Objective: Each line of the material below should be reproduced exactly.

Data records

================================

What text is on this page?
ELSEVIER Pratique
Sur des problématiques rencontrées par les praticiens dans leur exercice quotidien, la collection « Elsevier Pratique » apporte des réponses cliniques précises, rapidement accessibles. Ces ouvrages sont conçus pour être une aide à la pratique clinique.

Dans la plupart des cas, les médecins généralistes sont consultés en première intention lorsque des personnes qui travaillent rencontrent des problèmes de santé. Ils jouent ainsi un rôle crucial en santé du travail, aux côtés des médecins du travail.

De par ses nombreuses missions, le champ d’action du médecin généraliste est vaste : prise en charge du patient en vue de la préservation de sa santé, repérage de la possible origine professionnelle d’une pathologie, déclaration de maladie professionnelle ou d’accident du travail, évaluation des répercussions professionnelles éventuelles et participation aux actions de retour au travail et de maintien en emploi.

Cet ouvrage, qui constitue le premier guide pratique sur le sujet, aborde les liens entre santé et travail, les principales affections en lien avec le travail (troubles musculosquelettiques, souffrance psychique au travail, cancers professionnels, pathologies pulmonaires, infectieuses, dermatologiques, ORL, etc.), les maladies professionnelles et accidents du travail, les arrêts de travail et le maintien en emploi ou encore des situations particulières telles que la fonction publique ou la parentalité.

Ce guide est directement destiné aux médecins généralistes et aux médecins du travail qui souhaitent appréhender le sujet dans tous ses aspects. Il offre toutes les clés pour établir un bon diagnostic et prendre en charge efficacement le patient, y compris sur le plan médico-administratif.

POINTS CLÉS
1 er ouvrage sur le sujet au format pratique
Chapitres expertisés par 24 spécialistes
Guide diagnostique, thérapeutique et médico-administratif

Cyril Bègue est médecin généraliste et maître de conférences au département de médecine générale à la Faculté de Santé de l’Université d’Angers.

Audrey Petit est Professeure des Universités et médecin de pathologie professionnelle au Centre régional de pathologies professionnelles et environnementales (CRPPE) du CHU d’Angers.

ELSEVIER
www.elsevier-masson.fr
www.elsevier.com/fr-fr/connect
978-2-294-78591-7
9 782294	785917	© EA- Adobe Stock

================================

Output below:
What text is on this page?
ELSEVIER Pratique
Sur des problématiques rencontrées par les praticiens dans leur exercice quotidien, la collection « Elsevier Pratique » apporte des réponses cliniques précises, rapidement accessibles. Ces ouvrages sont conçus pour être une aide à la pratique clinique.

Dans la plupart des cas, les médecins généralistes sont consultés en première intention lorsque des personnes qui travaillent rencontrent des problèmes de santé. Ils jouent ainsi un rôle crucial en santé du travail, aux côtés des médecins du travail.

De par ses nombreuses missions, le champ d’action du médecin généraliste est vaste : prise en charge du patient en vue de la préservation de sa santé, repérage de la possible origine professionnelle d’une pathologie, déclaration de maladie professionnelle ou d’accident du travail, évaluation des répercussions professionnelles éventuelles et participation aux actions de retour au travail et de maintien en emploi.

Cet ouvrage, qui constitue le premier guide pratique sur le sujet, aborde les liens entre santé et travail, les principales affections en lien avec le travail (troubles musculosquelettiques, souffrance psychique au travail, cancers professionnels, pathologies pulmonaires, infectieuses, dermatologiques, ORL, etc.), les maladies professionnelles et accidents du travail, les arrêts de travail et le maintien en emploi ou encore des situations particulières telles que la fonction publique ou la parentalité.

Ce guide est directement destiné aux médecins généralistes et aux médecins du travail qui souhaitent appréhender le sujet dans tous ses aspects. Il offre toutes les clés pour établir un bon diagnostic et prendre en charge efficacement le patient, y compris sur le plan médico-administratif.

POINTS CLÉS
1 er ouvrage sur le sujet au format pratique
Chapitres expertisés par 24 spécialistes
Guide diagnostique, thérapeutique et médico-administratif

Cyril Bègue est médecin généraliste et maître de conférences au département de médecine générale à la Faculté de Santé de l’Université d’Angers.

Audrey Petit est Professeure des Universités et médecin de pathologie professionnelle au Centre régional de pathologies professionnelles et environnementales (CRPPE) du CHU d’Angers.

ELSEVIER
www.elsevier-masson.fr
www.elsevier.com/fr-fr/connect
978-2-294-78591-7
9 782294	785917	© EA- Adobe Stock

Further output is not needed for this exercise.